_Problem to work on_.
Below is a block of records. Copy every line in it that contains the word "maintained".

__________________________________________________

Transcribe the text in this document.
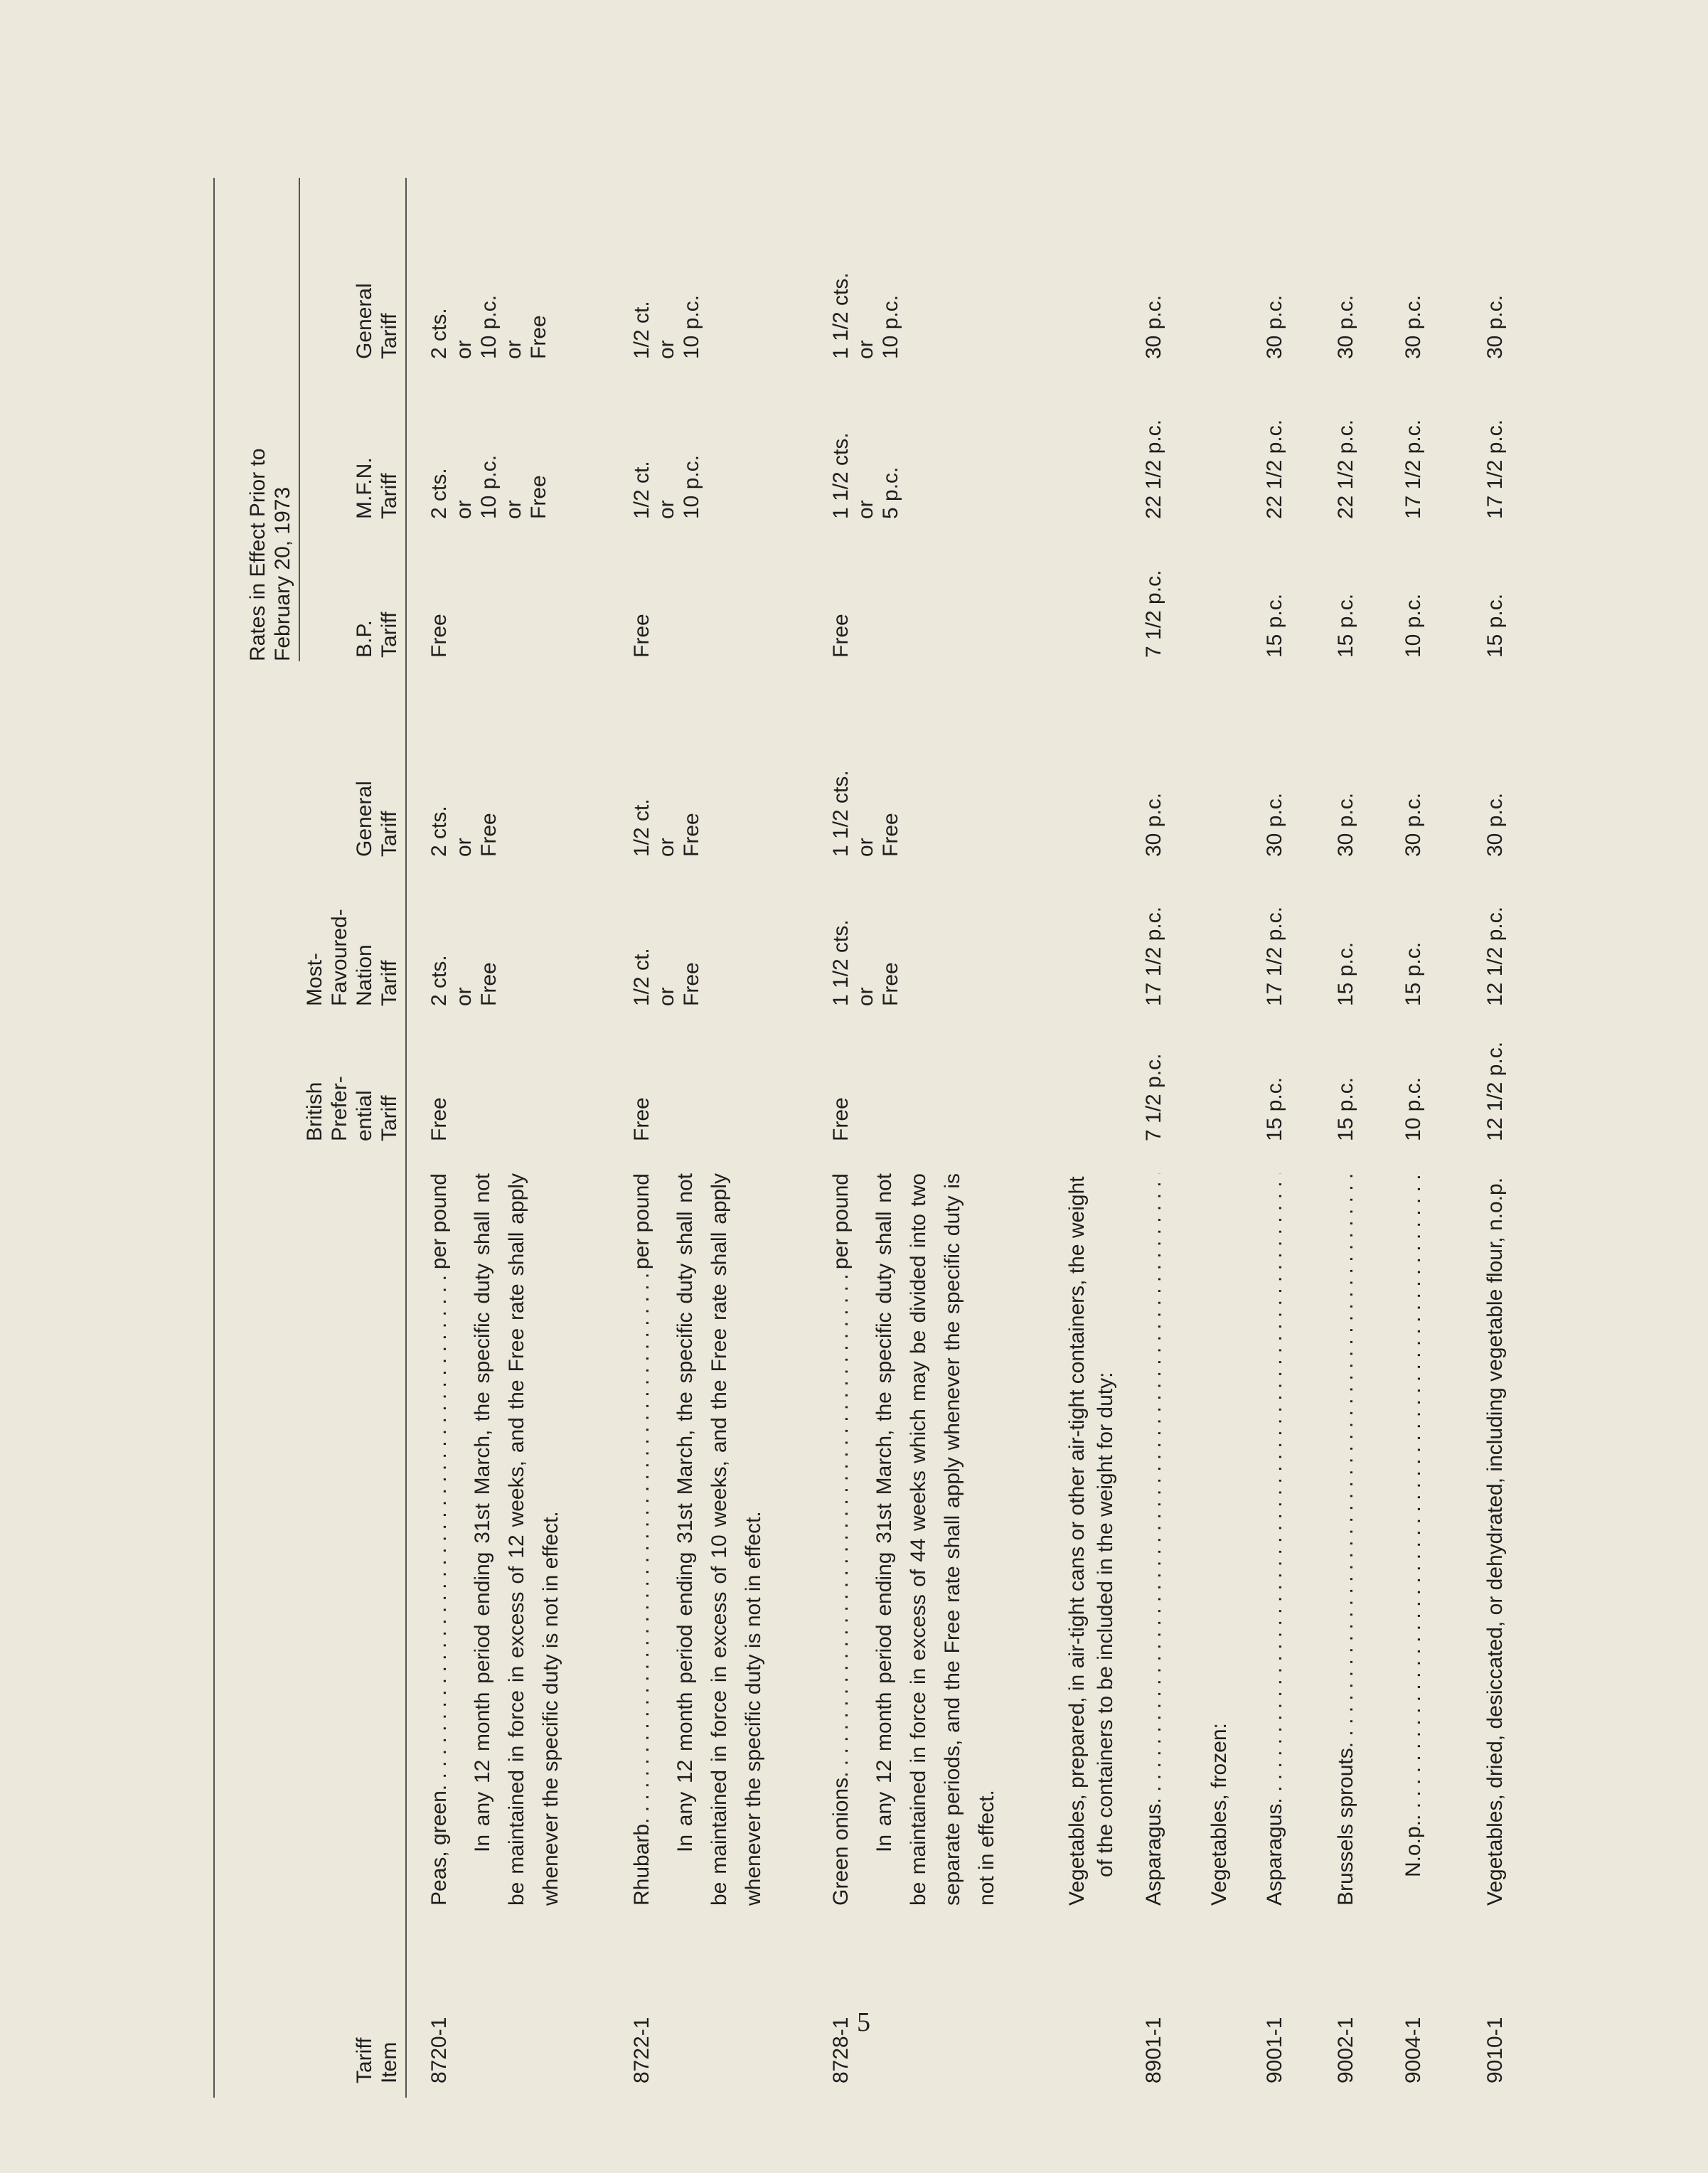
5
Tariff Item
British Prefer- ential Tariff
Most- Favoured- Nation Tariff
General Tariff
Rates in Effect Prior to February 20, 1973	B.P. Tariff
M.F.N. Tariff
General Tariff
8720-1
Peas, green
. . .
per pound In any 12 month period ending 31st March, the specific duty shall not be maintained in force in excess of 12 weeks, and the Free rate shall apply whenever the specific duty is not in effect.
Free
2 cts. or Free
2 cts. or Free
Free
2 cts. or 10 p.c. or Free
2 cts. or 10 p.c. or Free
8722-1
Rhubarb
. . .
per pound In any 12 month period ending 31st March, the specific duty shall not be maintained in force in excess of 10 weeks, and the Free rate shall apply whenever the specific duty is not in effect.
Free
1/2 ct. or Free
1/2 ct. or Free
Free
1/2 ct. or 10 p.c.
1/2 ct. or 10 p.c.
8728-1
Green onions
. . .
per pound In any 12 month period ending 31st March, the specific duty shall not be maintained in force in excess of 44 weeks which may be divided into two separate periods, and the Free rate shall apply whenever the specific duty is not in effect.
Free
1 1/2 cts. or Free
1 1/2 cts. or Free
Free
1 1/2 cts. or 5 p.c.
1 1/2 cts. or 10 p.c.
Vegetables, prepared, in air-tight cans or other air-tight containers, the weight of the containers to be included in the weight for duty:
8901-1
Asparagus
. . .
7 1/2 p.c.
17 1/2 p.c.
30 p.c.
7 1/2 p.c.
22 1/2 p.c.
30 p.c.
Vegetables, frozen:
9001-1
Asparagus
. . .
15 p.c.
17 1/2 p.c.
30 p.c.
15 p.c.
22 1/2 p.c.
30 p.c.
9002-1
Brussels sprouts
. . .
15 p.c.
15 p.c.
30 p.c.
15 p.c.
22 1/2 p.c.
30 p.c.
9004-1
N.o.p.
. . .
10 p.c.
15 p.c.
30 p.c.
10 p.c.
17 1/2 p.c.
30 p.c.
9010-1
Vegetables, dried, desiccated, or dehydrated, including vegetable flour, n.o.p.
12 1/2 p.c.
12 1/2 p.c.
30 p.c.
15 p.c.
17 1/2 p.c.
30 p.c.
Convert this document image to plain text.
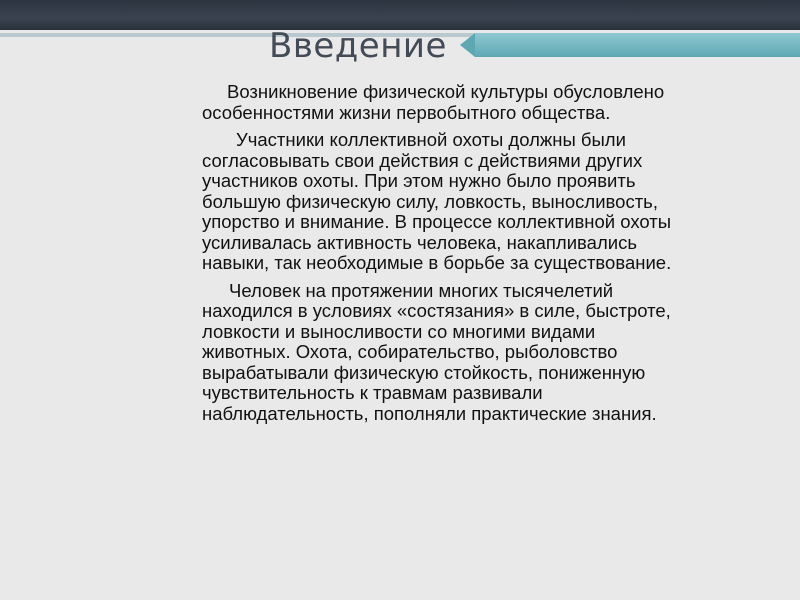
Введение

Возникновение физической культуры обусловлено особенностями жизни первобытного общества.

Участники коллективной охоты должны были согласовывать свои действия с действиями других участников охоты. При этом нужно было проявить большую физическую силу, ловкость, выносливость, упорство и внимание. В процессе коллективной охоты усиливалась активность человека, накапливались навыки, так необходимые в борьбе за существование.

Человек на протяжении многих тысячелетий находился в условиях «состязания» в силе, быстроте, ловкости и выносливости со многими видами животных. Охота, собирательство, рыболовство вырабатывали физическую стойкость, пониженную чувствительность к травмам развивали наблюдательность, пополняли практические знания.
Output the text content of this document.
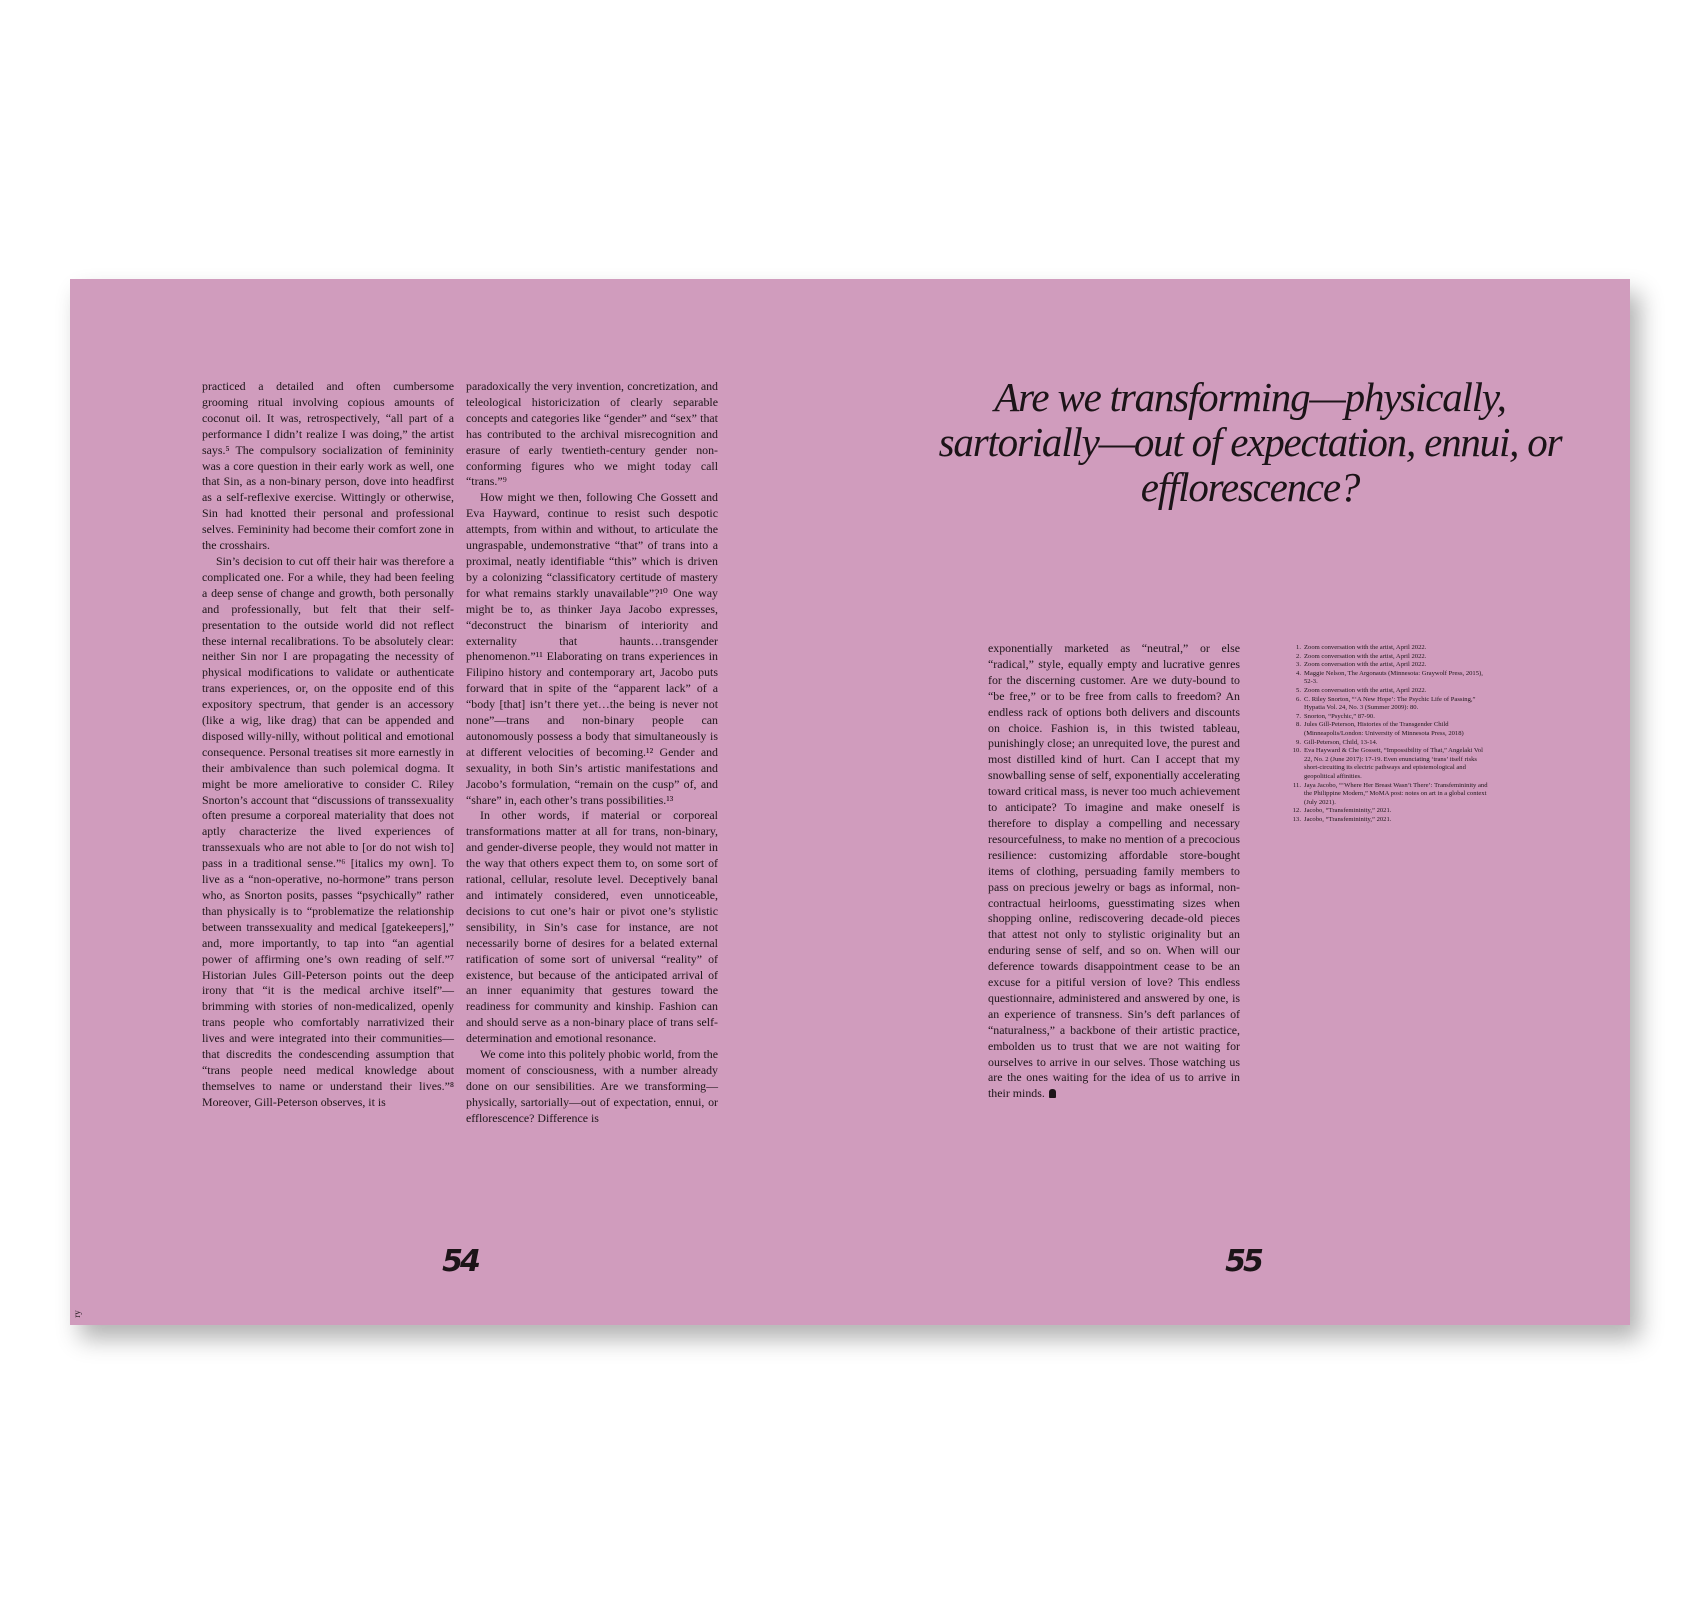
practiced a detailed and often cumbersome grooming ritual involving copious amounts of coconut oil. It was, retrospectively, “all part of a performance I didn’t realize I was doing,” the artist says.⁵ The compulsory socialization of femininity was a core question in their early work as well, one that Sin, as a non-binary person, dove into headfirst as a self-reflexive exercise. Wittingly or otherwise, Sin had knotted their personal and professional selves. Femininity had become their comfort zone in the crosshairs.

Sin’s decision to cut off their hair was therefore a complicated one. For a while, they had been feeling a deep sense of change and growth, both personally and professionally, but felt that their self-presentation to the outside world did not reflect these internal recalibrations. To be absolutely clear: neither Sin nor I are propagating the necessity of physical modifications to validate or authenticate trans experiences, or, on the opposite end of this expository spectrum, that gender is an accessory (like a wig, like drag) that can be appended and disposed willy-nilly, without political and emotional consequence. Personal treatises sit more earnestly in their ambivalence than such polemical dogma. It might be more ameliorative to consider C. Riley Snorton’s account that “discussions of transsexuality often presume a corporeal materiality that does not aptly characterize the lived experiences of transsexuals who are not able to [or do not wish to] pass in a traditional sense.”⁶ [italics my own]. To live as a “non-operative, no-hormone” trans person who, as Snorton posits, passes “psychically” rather than physically is to “problematize the relationship between transsexuality and medical [gatekeepers],” and, more importantly, to tap into “an agential power of affirming one’s own reading of self.”⁷ Historian Jules Gill-Peterson points out the deep irony that “it is the medical archive itself”—brimming with stories of non-medicalized, openly trans people who comfortably narrativized their lives and were integrated into their communities—that discredits the condescending assumption that “trans people need medical knowledge about themselves to name or understand their lives.”⁸ Moreover, Gill-Peterson observes, it is

paradoxically the very invention, concretization, and teleological historicization of clearly separable concepts and categories like “gender” and “sex” that has contributed to the archival misrecognition and erasure of early twentieth-century gender non-conforming figures who we might today call “trans.”⁹

How might we then, following Che Gossett and Eva Hayward, continue to resist such despotic attempts, from within and without, to articulate the ungraspable, undemonstrative “that” of trans into a proximal, neatly identifiable “this” which is driven by a colonizing “classificatory certitude of mastery for what remains starkly unavailable”?¹⁰ One way might be to, as thinker Jaya Jacobo expresses, “deconstruct the binarism of interiority and externality that haunts…transgender phenomenon.”¹¹ Elaborating on trans experiences in Filipino history and contemporary art, Jacobo puts forward that in spite of the “apparent lack” of a “body [that] isn’t there yet…the being is never not none”—trans and non-binary people can autonomously possess a body that simultaneously is at different velocities of becoming.¹² Gender and sexuality, in both Sin’s artistic manifestations and Jacobo’s formulation, “remain on the cusp” of, and “share” in, each other’s trans possibilities.¹³

In other words, if material or corporeal transformations matter at all for trans, non-binary, and gender-diverse people, they would not matter in the way that others expect them to, on some sort of rational, cellular, resolute level. Deceptively banal and intimately considered, even unnoticeable, decisions to cut one’s hair or pivot one’s stylistic sensibility, in Sin’s case for instance, are not necessarily borne of desires for a belated external ratification of some sort of universal “reality” of existence, but because of the anticipated arrival of an inner equanimity that gestures toward the readiness for community and kinship. Fashion can and should serve as a non-binary place of trans self-determination and emotional resonance.

We come into this politely phobic world, from the moment of consciousness, with a number already done on our sensibilities. Are we transforming—physically, sartorially—out of expectation, ennui, or efflorescence? Difference is

54
ry
Are we transforming—physically, sartorially—out of expectation, ennui, or efflorescence?

exponentially marketed as “neutral,” or else “radical,” style, equally empty and lucrative genres for the discerning customer. Are we duty-bound to “be free,” or to be free from calls to freedom? An endless rack of options both delivers and discounts on choice. Fashion is, in this twisted tableau, punishingly close; an unrequited love, the purest and most distilled kind of hurt. Can I accept that my snowballing sense of self, exponentially accelerating toward critical mass, is never too much achievement to anticipate? To imagine and make oneself is therefore to display a compelling and necessary resourcefulness, to make no mention of a precocious resilience: customizing affordable store-bought items of clothing, persuading family members to pass on precious jewelry or bags as informal, non-contractual heirlooms, guesstimating sizes when shopping online, rediscovering decade-old pieces that attest not only to stylistic originality but an enduring sense of self, and so on. When will our deference towards disappointment cease to be an excuse for a pitiful version of love? This endless questionnaire, administered and answered by one, is an experience of transness. Sin’s deft parlances of “naturalness,” a backbone of their artistic practice, embolden us to trust that we are not waiting for ourselves to arrive in our selves. Those watching us are the ones waiting for the idea of us to arrive in their minds.

1. Zoom conversation with the artist, April 2022.
2. Zoom conversation with the artist, April 2022.
3. Zoom conversation with the artist, April 2022.
4. Maggie Nelson, The Argonauts (Minnesota: Graywolf Press, 2015), 52-3.
5. Zoom conversation with the artist, April 2022.
6. C. Riley Snorton, “‘A New Hope’: The Psychic Life of Passing,” Hypatia Vol. 24, No. 3 (Summer 2009): 80.
7. Snorton, “Psychic,” 87-90.
8. Jules Gill-Peterson, Histories of the Transgender Child (Minneapolis/London: University of Minnesota Press, 2018)
9. Gill-Peterson, Child, 13-14.
10. Eva Hayward & Che Gossett, “Impossibility of That,” Angelaki Vol 22, No. 2 (June 2017): 17-19. Even enunciating ‘trans’ itself risks short-circuiting its electric pathways and epistemological and geopolitical affinities.
11. Jaya Jacobo, “‘Where Her Breast Wasn’t There’: Transfemininity and the Philippine Modern,” MoMA post: notes on art in a global context (July 2021).
12. Jacobo, “Transfemininity,” 2021.
13. Jacobo, “Transfemininity,” 2021.
55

__________________________________________________

_Solution below_.
per pound In any 12 month period ending 31st March, the specific duty shall not be maintained in force in excess of 12 weeks, and the Free rate shall apply whenever the specific duty is not in effect.
per pound In any 12 month period ending 31st March, the specific duty shall not be maintained in force in excess of 10 weeks, and the Free rate shall apply whenever the specific duty is not in effect.
per pound In any 12 month period ending 31st March, the specific duty shall not be maintained in force in excess of 44 weeks which may be divided into two separate periods, and the Free rate shall apply whenever the specific duty is not in effect.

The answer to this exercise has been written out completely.